**WHAT THE TASK REQUIRES:**
Count every line that has the word "minutes" in it; give no more than the number.

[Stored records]
## Begin
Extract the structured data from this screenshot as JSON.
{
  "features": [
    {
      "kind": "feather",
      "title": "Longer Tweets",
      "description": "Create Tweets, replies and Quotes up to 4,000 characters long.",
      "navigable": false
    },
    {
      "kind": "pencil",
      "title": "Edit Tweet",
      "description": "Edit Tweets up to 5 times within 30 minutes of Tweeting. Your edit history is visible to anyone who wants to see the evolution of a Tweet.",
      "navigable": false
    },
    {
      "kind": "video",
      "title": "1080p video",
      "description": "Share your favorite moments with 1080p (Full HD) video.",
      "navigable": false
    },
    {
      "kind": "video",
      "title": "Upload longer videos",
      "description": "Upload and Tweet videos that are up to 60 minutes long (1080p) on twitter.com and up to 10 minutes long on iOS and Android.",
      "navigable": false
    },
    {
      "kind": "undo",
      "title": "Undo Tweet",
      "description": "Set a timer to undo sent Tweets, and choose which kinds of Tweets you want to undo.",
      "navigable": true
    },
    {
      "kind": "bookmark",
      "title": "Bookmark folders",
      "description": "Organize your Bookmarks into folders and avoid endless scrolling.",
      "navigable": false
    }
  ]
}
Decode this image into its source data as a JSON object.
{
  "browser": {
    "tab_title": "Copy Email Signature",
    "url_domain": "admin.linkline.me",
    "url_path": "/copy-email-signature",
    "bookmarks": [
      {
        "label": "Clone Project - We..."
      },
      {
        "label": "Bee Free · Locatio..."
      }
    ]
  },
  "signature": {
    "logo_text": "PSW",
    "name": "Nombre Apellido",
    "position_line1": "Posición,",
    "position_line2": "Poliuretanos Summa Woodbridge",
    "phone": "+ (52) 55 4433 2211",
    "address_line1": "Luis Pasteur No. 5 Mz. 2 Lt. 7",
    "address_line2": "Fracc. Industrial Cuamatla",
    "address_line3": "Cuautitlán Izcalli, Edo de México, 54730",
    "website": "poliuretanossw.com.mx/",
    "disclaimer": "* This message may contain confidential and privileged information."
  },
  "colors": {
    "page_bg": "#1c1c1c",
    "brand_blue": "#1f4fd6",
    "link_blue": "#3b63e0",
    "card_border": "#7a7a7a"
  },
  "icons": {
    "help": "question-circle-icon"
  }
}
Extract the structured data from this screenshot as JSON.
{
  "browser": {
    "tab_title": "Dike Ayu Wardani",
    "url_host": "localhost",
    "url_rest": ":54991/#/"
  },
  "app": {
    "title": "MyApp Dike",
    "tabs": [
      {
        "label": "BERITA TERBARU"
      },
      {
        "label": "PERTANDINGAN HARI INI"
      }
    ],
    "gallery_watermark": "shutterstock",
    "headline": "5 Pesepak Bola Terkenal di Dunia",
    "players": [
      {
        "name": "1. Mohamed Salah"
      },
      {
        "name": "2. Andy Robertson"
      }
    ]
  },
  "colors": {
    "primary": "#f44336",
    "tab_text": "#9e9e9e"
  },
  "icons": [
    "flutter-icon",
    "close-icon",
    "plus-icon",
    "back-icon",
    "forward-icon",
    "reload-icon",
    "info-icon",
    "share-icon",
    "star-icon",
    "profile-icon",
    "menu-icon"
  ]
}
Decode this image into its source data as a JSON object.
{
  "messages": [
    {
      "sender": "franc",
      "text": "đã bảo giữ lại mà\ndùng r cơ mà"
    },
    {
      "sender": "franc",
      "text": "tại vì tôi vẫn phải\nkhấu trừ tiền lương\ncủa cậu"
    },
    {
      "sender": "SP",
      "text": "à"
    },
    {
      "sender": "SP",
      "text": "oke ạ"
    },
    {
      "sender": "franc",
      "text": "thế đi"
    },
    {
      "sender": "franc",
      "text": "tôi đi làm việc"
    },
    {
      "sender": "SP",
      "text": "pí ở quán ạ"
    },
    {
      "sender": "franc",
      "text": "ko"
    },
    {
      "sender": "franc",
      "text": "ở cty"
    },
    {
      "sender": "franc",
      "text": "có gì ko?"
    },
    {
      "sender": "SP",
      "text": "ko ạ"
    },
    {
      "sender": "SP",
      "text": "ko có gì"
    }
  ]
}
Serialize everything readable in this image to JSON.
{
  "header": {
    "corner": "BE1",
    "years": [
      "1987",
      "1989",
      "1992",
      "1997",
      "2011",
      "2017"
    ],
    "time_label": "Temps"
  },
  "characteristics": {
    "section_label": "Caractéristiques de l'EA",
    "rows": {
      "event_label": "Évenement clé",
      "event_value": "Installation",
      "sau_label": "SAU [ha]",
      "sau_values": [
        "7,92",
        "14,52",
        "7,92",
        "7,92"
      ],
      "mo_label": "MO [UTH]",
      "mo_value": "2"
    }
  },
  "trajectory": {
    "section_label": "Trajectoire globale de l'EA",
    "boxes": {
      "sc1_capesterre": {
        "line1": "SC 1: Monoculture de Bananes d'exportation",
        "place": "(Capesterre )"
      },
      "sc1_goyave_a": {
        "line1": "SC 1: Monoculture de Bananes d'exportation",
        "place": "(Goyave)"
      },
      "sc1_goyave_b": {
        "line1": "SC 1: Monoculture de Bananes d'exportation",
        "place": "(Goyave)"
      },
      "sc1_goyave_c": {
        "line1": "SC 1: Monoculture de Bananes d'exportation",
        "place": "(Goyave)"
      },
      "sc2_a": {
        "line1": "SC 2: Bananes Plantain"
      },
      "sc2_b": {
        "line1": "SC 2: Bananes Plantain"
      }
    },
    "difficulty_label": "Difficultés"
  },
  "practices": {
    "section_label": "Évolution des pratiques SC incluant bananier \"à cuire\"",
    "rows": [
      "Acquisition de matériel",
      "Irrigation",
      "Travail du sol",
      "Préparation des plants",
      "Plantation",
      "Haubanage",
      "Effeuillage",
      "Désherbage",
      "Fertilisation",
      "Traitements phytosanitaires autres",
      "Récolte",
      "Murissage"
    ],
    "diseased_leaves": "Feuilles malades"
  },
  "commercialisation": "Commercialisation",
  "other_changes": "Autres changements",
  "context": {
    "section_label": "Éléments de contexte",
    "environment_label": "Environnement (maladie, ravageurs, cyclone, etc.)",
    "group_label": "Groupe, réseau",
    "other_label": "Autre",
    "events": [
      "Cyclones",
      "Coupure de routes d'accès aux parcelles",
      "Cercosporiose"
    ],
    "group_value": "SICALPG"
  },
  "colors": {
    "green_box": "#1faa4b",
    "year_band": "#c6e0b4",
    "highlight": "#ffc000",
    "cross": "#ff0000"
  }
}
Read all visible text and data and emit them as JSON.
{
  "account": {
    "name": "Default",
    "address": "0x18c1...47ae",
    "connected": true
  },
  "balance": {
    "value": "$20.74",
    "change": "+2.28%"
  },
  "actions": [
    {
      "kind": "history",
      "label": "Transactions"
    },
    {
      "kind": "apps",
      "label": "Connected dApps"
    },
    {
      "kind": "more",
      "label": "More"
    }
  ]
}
## End
**RESPONSE:**
2